Chart and figure data –
start

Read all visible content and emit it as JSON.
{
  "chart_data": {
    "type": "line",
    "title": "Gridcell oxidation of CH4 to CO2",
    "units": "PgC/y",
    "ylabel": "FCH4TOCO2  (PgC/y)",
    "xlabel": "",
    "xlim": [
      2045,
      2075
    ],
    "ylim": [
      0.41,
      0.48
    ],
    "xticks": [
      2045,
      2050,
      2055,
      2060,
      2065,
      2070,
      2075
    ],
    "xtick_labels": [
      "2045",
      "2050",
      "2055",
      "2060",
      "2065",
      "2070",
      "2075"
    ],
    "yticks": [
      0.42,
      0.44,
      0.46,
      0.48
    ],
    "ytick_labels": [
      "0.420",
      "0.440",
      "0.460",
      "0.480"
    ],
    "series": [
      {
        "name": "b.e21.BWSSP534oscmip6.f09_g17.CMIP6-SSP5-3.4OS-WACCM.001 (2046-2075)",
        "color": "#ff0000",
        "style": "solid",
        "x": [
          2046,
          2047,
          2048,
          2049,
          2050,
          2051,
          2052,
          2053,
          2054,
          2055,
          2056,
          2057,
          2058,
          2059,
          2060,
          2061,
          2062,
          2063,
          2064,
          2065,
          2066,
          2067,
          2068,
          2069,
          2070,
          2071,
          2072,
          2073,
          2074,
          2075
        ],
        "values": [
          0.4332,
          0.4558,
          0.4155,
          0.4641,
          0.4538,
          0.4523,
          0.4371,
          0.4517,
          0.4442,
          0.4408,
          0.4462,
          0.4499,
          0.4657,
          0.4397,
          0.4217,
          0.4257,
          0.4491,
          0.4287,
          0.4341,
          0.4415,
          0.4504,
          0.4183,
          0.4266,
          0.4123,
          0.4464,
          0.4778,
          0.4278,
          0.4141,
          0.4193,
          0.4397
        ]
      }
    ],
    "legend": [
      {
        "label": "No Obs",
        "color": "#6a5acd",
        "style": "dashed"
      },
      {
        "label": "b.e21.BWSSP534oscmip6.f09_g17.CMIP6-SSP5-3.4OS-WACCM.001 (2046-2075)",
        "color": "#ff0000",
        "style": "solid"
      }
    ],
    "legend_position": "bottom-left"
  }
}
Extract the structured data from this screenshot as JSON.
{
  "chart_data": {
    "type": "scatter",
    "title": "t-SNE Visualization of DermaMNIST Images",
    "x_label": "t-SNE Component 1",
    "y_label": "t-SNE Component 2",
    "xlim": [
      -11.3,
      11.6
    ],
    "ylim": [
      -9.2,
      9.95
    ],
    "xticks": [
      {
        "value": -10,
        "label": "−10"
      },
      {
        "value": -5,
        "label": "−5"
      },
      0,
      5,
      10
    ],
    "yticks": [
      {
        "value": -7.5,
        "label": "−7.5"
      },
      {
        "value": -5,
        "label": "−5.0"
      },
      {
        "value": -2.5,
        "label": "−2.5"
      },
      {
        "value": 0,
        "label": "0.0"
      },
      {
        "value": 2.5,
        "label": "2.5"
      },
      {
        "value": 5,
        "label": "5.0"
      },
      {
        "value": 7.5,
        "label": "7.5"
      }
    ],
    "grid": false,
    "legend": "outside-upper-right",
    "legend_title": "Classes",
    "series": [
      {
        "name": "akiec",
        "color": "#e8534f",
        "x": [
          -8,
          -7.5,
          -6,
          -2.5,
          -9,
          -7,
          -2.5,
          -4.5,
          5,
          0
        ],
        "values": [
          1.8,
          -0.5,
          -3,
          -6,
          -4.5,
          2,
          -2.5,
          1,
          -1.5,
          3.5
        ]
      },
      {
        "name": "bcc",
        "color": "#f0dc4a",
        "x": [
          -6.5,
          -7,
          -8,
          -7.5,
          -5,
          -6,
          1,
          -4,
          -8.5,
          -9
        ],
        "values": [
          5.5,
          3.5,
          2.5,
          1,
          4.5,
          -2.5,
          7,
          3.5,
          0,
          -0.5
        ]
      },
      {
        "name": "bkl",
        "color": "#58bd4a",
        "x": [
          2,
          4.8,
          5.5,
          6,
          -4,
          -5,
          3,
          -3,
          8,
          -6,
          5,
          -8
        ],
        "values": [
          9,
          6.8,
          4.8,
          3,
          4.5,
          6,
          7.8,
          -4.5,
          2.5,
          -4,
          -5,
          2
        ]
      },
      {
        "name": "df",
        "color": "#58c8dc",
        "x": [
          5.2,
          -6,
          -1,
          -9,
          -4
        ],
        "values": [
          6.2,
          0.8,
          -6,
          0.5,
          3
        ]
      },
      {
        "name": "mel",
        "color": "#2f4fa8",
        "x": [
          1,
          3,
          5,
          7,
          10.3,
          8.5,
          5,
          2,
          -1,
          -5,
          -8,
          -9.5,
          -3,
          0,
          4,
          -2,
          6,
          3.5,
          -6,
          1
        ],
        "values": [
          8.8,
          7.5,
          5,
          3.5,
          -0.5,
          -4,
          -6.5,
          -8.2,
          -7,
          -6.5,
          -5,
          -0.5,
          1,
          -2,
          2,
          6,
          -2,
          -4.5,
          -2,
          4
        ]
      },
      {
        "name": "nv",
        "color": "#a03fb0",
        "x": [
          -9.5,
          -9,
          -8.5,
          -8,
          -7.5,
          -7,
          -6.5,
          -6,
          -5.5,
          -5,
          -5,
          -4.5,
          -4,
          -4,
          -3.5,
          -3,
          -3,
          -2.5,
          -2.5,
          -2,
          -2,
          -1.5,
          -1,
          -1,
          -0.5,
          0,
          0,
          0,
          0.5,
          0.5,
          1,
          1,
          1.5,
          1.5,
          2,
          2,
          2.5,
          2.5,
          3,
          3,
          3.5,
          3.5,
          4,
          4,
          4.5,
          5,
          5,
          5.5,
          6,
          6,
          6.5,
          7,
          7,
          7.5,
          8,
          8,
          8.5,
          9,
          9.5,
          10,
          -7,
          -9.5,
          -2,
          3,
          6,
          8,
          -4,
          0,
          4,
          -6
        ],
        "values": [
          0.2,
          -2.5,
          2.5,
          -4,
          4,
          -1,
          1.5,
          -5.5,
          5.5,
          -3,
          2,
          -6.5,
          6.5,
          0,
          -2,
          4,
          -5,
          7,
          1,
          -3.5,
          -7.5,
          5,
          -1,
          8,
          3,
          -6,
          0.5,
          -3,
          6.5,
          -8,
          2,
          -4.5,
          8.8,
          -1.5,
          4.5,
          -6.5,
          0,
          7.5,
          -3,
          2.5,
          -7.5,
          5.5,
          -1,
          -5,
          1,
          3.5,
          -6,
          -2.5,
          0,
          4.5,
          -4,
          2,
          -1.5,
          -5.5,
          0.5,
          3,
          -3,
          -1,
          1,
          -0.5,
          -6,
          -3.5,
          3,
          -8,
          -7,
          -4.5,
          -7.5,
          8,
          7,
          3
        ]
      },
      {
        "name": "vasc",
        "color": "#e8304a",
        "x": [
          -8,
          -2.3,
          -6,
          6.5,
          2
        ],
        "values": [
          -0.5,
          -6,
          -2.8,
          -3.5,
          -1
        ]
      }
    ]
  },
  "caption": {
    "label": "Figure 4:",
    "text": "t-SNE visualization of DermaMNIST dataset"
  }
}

end

Written instruction – Find each line with the string "Component" and copy it out.

Correct response –
    "x_label": "t-SNE Component 1",
    "y_label": "t-SNE Component 2",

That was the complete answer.